**Your goal**
Reproduce the stretch of the code review passage from "In Bitcoin I" through "a difficult trade-off.", word for word.

══ Passage

In Bitcoin I am a little doubtful this approach is acceptable because it would add CPU hours to synchronization, multiplicative ( bitcoin/bitcoin#10434 ) has much better performance and a more robust security argument. But is less cachable so it has worse performance at the tip. It's a difficult trade-off.
This initialization is non-portable; data encoded in a ge_storage_t (or gej) is potentially platform and or compile option specific. What is that value in any case? Looks like a backdoor as is, Since if there is any possible collection of set inputs that sum to that value which can be computed, then the initial state is prefilled with that entry as a member; so the initial state should be a value which is unreachable by any known input. The norm in the codebase is to include sage code to generate and verify all non-trivial constants. Please explain precisely where this constant originates. I'm somewhat dubious about the point at infinity handling. I guess the idea behind the unexplained 'random' constant is to make it unreachable?

════
══ Dataset excerpt

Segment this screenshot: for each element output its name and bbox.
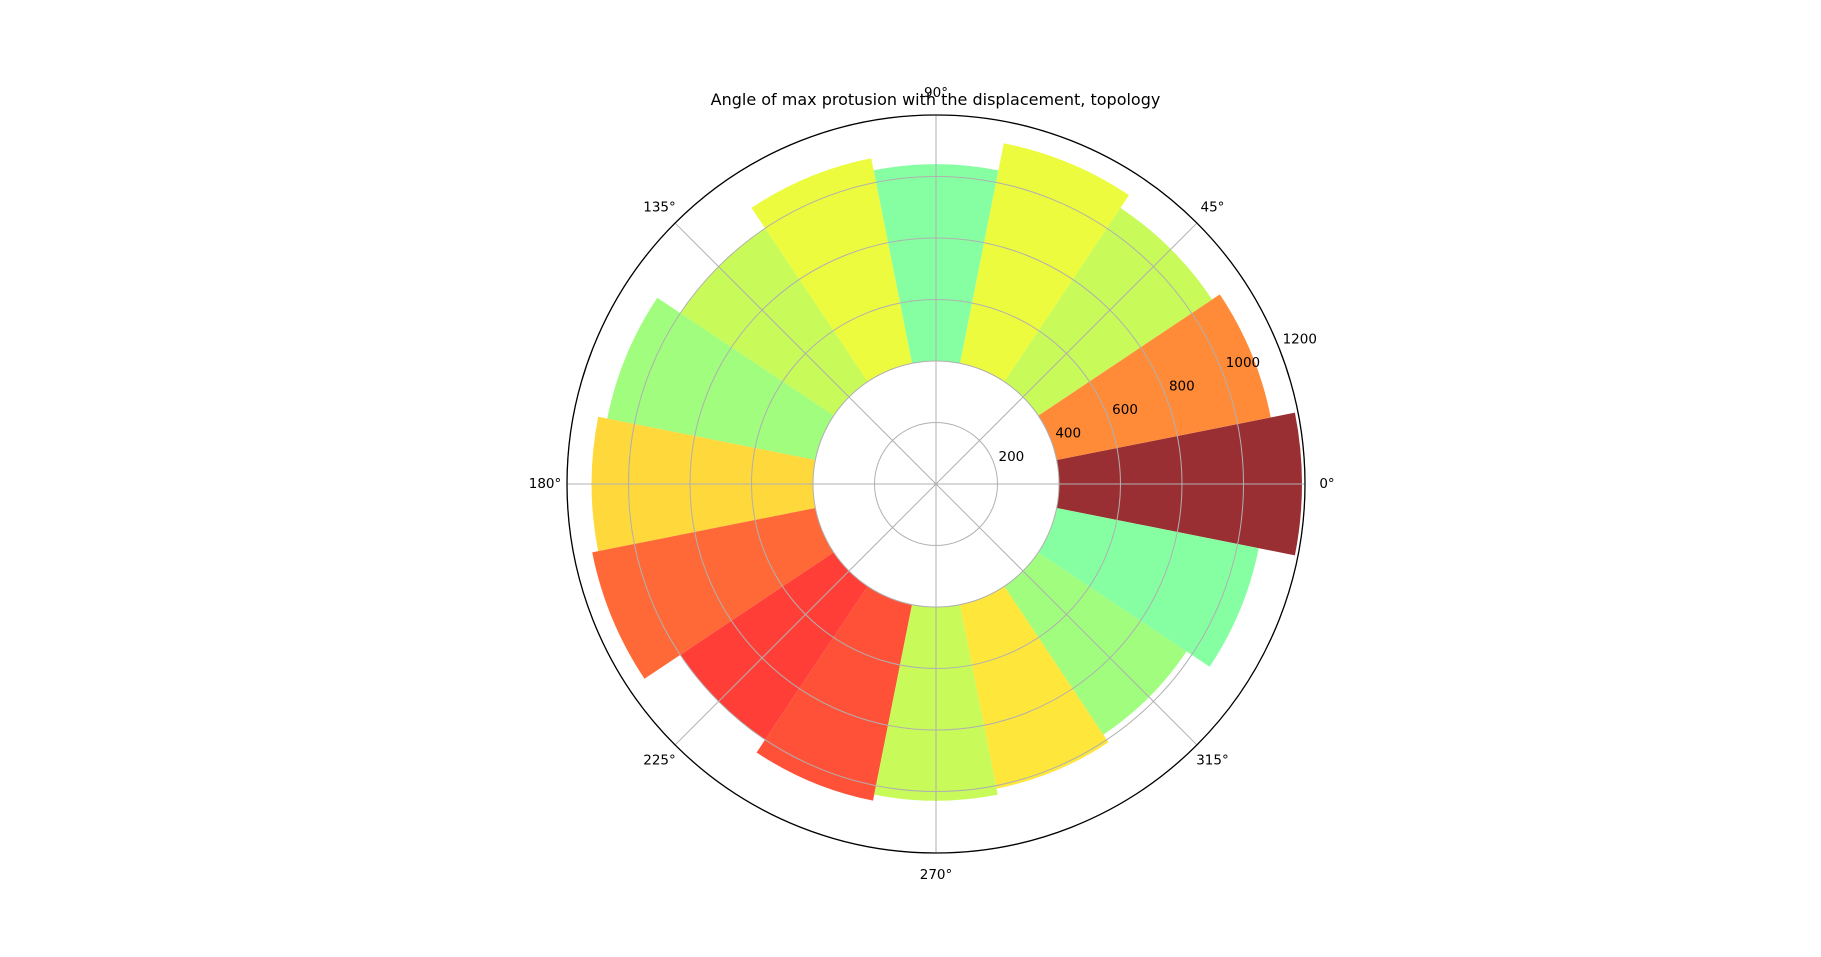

════

**Exercise output**
In Bitcoin I am a little doubtful this approach is acceptable because it would add CPU hours to synchronization, multiplicative ( bitcoin/bitcoin#10434 ) has much better performance and a more robust security argument. But is less cachable so it has worse performance at the tip. It's a difficult trade-off.